--- Data rows ---

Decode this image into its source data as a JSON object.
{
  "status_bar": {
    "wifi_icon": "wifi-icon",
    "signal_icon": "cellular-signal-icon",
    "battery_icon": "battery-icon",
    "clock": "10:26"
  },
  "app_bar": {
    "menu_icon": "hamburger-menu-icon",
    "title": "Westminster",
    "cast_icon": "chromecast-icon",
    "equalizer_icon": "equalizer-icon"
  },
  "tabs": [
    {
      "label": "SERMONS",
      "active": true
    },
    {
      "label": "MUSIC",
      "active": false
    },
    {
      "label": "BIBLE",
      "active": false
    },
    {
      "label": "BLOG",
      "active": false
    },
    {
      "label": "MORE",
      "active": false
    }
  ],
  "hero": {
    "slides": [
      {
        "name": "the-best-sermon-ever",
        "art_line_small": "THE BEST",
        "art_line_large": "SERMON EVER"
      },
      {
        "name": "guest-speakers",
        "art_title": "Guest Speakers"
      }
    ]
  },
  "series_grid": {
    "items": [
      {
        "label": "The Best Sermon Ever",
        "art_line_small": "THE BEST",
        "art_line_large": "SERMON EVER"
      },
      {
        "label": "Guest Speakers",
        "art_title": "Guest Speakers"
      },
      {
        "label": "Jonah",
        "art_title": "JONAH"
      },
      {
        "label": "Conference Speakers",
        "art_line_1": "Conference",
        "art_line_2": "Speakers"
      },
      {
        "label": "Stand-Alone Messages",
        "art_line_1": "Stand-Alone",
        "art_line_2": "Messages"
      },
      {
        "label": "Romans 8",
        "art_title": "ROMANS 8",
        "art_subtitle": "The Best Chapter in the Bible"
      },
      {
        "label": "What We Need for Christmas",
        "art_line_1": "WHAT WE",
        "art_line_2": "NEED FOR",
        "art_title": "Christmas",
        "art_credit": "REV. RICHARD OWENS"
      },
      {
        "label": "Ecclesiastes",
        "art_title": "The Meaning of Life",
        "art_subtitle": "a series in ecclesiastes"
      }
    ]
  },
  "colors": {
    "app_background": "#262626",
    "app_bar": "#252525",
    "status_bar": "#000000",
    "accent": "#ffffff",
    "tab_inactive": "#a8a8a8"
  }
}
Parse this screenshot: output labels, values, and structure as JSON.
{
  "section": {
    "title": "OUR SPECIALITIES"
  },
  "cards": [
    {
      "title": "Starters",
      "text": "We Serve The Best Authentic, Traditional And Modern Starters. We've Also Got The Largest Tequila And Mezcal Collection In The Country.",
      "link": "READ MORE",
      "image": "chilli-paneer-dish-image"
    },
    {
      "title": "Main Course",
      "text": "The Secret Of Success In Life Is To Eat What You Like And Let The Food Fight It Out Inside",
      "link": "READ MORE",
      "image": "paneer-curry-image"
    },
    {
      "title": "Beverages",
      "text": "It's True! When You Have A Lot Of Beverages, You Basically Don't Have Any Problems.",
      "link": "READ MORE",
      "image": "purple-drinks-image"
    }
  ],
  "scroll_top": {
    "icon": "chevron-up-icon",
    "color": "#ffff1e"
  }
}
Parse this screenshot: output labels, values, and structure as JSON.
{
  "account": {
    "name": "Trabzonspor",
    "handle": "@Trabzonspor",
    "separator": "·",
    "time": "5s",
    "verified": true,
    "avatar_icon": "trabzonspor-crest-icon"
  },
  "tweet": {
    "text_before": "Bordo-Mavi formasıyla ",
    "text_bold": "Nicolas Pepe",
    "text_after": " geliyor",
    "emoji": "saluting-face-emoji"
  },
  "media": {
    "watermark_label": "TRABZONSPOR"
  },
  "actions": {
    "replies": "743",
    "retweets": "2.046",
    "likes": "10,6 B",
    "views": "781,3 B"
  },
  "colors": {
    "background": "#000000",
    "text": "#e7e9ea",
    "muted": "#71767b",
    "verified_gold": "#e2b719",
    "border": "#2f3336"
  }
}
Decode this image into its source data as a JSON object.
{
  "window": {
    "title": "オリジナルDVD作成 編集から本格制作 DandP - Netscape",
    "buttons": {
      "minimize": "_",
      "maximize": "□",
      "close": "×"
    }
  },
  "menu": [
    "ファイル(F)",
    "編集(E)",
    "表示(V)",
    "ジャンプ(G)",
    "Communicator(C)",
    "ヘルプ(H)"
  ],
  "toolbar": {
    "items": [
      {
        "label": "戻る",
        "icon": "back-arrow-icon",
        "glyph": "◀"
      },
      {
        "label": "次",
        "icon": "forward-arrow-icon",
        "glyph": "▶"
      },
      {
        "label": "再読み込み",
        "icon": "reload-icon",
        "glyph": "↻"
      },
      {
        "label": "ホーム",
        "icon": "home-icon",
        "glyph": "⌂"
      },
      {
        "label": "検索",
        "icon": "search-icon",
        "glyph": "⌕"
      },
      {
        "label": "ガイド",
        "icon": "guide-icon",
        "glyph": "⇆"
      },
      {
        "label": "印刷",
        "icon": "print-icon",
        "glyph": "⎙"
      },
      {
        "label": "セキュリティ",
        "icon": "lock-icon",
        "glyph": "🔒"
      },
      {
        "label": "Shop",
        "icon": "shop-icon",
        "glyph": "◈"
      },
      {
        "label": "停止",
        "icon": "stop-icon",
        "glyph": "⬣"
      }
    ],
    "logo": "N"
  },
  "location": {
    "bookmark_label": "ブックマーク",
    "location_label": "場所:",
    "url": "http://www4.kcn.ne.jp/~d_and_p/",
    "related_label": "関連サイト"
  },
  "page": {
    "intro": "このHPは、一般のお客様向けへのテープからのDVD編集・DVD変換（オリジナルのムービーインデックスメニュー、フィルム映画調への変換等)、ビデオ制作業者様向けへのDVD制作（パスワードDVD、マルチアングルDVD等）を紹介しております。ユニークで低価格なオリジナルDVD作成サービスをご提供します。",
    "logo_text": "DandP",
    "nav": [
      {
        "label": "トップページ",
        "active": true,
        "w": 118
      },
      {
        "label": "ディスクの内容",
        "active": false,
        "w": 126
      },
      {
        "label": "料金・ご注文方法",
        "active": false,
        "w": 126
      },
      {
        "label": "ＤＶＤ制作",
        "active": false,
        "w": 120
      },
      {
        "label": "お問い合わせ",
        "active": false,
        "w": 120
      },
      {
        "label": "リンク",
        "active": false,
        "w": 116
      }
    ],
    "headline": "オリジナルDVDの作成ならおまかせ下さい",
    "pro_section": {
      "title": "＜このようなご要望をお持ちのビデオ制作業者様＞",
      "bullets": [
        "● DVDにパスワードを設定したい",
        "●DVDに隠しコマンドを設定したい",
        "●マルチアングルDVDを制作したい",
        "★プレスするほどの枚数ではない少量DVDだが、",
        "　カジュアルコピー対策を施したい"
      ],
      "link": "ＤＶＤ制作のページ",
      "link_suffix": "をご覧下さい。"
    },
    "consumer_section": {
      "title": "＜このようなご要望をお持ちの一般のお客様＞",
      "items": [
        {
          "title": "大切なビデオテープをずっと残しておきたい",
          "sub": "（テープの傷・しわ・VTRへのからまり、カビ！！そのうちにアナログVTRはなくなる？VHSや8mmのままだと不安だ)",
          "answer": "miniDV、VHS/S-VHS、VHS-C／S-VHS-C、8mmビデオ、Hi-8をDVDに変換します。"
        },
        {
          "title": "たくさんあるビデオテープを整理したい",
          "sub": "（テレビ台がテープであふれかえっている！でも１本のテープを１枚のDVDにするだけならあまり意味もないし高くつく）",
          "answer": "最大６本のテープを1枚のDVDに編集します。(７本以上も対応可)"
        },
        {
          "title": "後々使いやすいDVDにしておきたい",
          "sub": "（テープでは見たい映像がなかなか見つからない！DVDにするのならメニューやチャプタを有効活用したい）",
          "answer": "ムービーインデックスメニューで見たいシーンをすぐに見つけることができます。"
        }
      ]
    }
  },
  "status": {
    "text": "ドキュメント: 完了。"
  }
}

---

**What needs to be done**
Each line of the material should be echoed exactly.

**Full answer**
Decode this image into its source data as a JSON object.
{
  "status_bar": {
    "wifi_icon": "wifi-icon",
    "signal_icon": "cellular-signal-icon",
    "battery_icon": "battery-icon",
    "clock": "10:26"
  },
  "app_bar": {
    "menu_icon": "hamburger-menu-icon",
    "title": "Westminster",
    "cast_icon": "chromecast-icon",
    "equalizer_icon": "equalizer-icon"
  },
  "tabs": [
    {
      "label": "SERMONS",
      "active": true
    },
    {
      "label": "MUSIC",
      "active": false
    },
    {
      "label": "BIBLE",
      "active": false
    },
    {
      "label": "BLOG",
      "active": false
    },
    {
      "label": "MORE",
      "active": false
    }
  ],
  "hero": {
    "slides": [
      {
        "name": "the-best-sermon-ever",
        "art_line_small": "THE BEST",
        "art_line_large": "SERMON EVER"
      },
      {
        "name": "guest-speakers",
        "art_title": "Guest Speakers"
      }
    ]
  },
  "series_grid": {
    "items": [
      {
        "label": "The Best Sermon Ever",
        "art_line_small": "THE BEST",
        "art_line_large": "SERMON EVER"
      },
      {
        "label": "Guest Speakers",
        "art_title": "Guest Speakers"
      },
      {
        "label": "Jonah",
        "art_title": "JONAH"
      },
      {
        "label": "Conference Speakers",
        "art_line_1": "Conference",
        "art_line_2": "Speakers"
      },
      {
        "label": "Stand-Alone Messages",
        "art_line_1": "Stand-Alone",
        "art_line_2": "Messages"
      },
      {
        "label": "Romans 8",
        "art_title": "ROMANS 8",
        "art_subtitle": "The Best Chapter in the Bible"
      },
      {
        "label": "What We Need for Christmas",
        "art_line_1": "WHAT WE",
        "art_line_2": "NEED FOR",
        "art_title": "Christmas",
        "art_credit": "REV. RICHARD OWENS"
      },
      {
        "label": "Ecclesiastes",
        "art_title": "The Meaning of Life",
        "art_subtitle": "a series in ecclesiastes"
      }
    ]
  },
  "colors": {
    "app_background": "#262626",
    "app_bar": "#252525",
    "status_bar": "#000000",
    "accent": "#ffffff",
    "tab_inactive": "#a8a8a8"
  }
}
Parse this screenshot: output labels, values, and structure as JSON.
{
  "section": {
    "title": "OUR SPECIALITIES"
  },
  "cards": [
    {
      "title": "Starters",
      "text": "We Serve The Best Authentic, Traditional And Modern Starters. We've Also Got The Largest Tequila And Mezcal Collection In The Country.",
      "link": "READ MORE",
      "image": "chilli-paneer-dish-image"
    },
    {
      "title": "Main Course",
      "text": "The Secret Of Success In Life Is To Eat What You Like And Let The Food Fight It Out Inside",
      "link": "READ MORE",
      "image": "paneer-curry-image"
    },
    {
      "title": "Beverages",
      "text": "It's True! When You Have A Lot Of Beverages, You Basically Don't Have Any Problems.",
      "link": "READ MORE",
      "image": "purple-drinks-image"
    }
  ],
  "scroll_top": {
    "icon": "chevron-up-icon",
    "color": "#ffff1e"
  }
}
Parse this screenshot: output labels, values, and structure as JSON.
{
  "account": {
    "name": "Trabzonspor",
    "handle": "@Trabzonspor",
    "separator": "·",
    "time": "5s",
    "verified": true,
    "avatar_icon": "trabzonspor-crest-icon"
  },
  "tweet": {
    "text_before": "Bordo-Mavi formasıyla ",
    "text_bold": "Nicolas Pepe",
    "text_after": " geliyor",
    "emoji": "saluting-face-emoji"
  },
  "media": {
    "watermark_label": "TRABZONSPOR"
  },
  "actions": {
    "replies": "743",
    "retweets": "2.046",
    "likes": "10,6 B",
    "views": "781,3 B"
  },
  "colors": {
    "background": "#000000",
    "text": "#e7e9ea",
    "muted": "#71767b",
    "verified_gold": "#e2b719",
    "border": "#2f3336"
  }
}
Decode this image into its source data as a JSON object.
{
  "window": {
    "title": "オリジナルDVD作成 編集から本格制作 DandP - Netscape",
    "buttons": {
      "minimize": "_",
      "maximize": "□",
      "close": "×"
    }
  },
  "menu": [
    "ファイル(F)",
    "編集(E)",
    "表示(V)",
    "ジャンプ(G)",
    "Communicator(C)",
    "ヘルプ(H)"
  ],
  "toolbar": {
    "items": [
      {
        "label": "戻る",
        "icon": "back-arrow-icon",
        "glyph": "◀"
      },
      {
        "label": "次",
        "icon": "forward-arrow-icon",
        "glyph": "▶"
      },
      {
        "label": "再読み込み",
        "icon": "reload-icon",
        "glyph": "↻"
      },
      {
        "label": "ホーム",
        "icon": "home-icon",
        "glyph": "⌂"
      },
      {
        "label": "検索",
        "icon": "search-icon",
        "glyph": "⌕"
      },
      {
        "label": "ガイド",
        "icon": "guide-icon",
        "glyph": "⇆"
      },
      {
        "label": "印刷",
        "icon": "print-icon",
        "glyph": "⎙"
      },
      {
        "label": "セキュリティ",
        "icon": "lock-icon",
        "glyph": "🔒"
      },
      {
        "label": "Shop",
        "icon": "shop-icon",
        "glyph": "◈"
      },
      {
        "label": "停止",
        "icon": "stop-icon",
        "glyph": "⬣"
      }
    ],
    "logo": "N"
  },
  "location": {
    "bookmark_label": "ブックマーク",
    "location_label": "場所:",
    "url": "http://www4.kcn.ne.jp/~d_and_p/",
    "related_label": "関連サイト"
  },
  "page": {
    "intro": "このHPは、一般のお客様向けへのテープからのDVD編集・DVD変換（オリジナルのムービーインデックスメニュー、フィルム映画調への変換等)、ビデオ制作業者様向けへのDVD制作（パスワードDVD、マルチアングルDVD等）を紹介しております。ユニークで低価格なオリジナルDVD作成サービスをご提供します。",
    "logo_text": "DandP",
    "nav": [
      {
        "label": "トップページ",
        "active": true,
        "w": 118
      },
      {
        "label": "ディスクの内容",
        "active": false,
        "w": 126
      },
      {
        "label": "料金・ご注文方法",
        "active": false,
        "w": 126
      },
      {
        "label": "ＤＶＤ制作",
        "active": false,
        "w": 120
      },
      {
        "label": "お問い合わせ",
        "active": false,
        "w": 120
      },
      {
        "label": "リンク",
        "active": false,
        "w": 116
      }
    ],
    "headline": "オリジナルDVDの作成ならおまかせ下さい",
    "pro_section": {
      "title": "＜このようなご要望をお持ちのビデオ制作業者様＞",
      "bullets": [
        "● DVDにパスワードを設定したい",
        "●DVDに隠しコマンドを設定したい",
        "●マルチアングルDVDを制作したい",
        "★プレスするほどの枚数ではない少量DVDだが、",
        "　カジュアルコピー対策を施したい"
      ],
      "link": "ＤＶＤ制作のページ",
      "link_suffix": "をご覧下さい。"
    },
    "consumer_section": {
      "title": "＜このようなご要望をお持ちの一般のお客様＞",
      "items": [
        {
          "title": "大切なビデオテープをずっと残しておきたい",
          "sub": "（テープの傷・しわ・VTRへのからまり、カビ！！そのうちにアナログVTRはなくなる？VHSや8mmのままだと不安だ)",
          "answer": "miniDV、VHS/S-VHS、VHS-C／S-VHS-C、8mmビデオ、Hi-8をDVDに変換します。"
        },
        {
          "title": "たくさんあるビデオテープを整理したい",
          "sub": "（テレビ台がテープであふれかえっている！でも１本のテープを１枚のDVDにするだけならあまり意味もないし高くつく）",
          "answer": "最大６本のテープを1枚のDVDに編集します。(７本以上も対応可)"
        },
        {
          "title": "後々使いやすいDVDにしておきたい",
          "sub": "（テープでは見たい映像がなかなか見つからない！DVDにするのならメニューやチャプタを有効活用したい）",
          "answer": "ムービーインデックスメニューで見たいシーンをすぐに見つけることができます。"
        }
      ]
    }
  },
  "status": {
    "text": "ドキュメント: 完了。"
  }
}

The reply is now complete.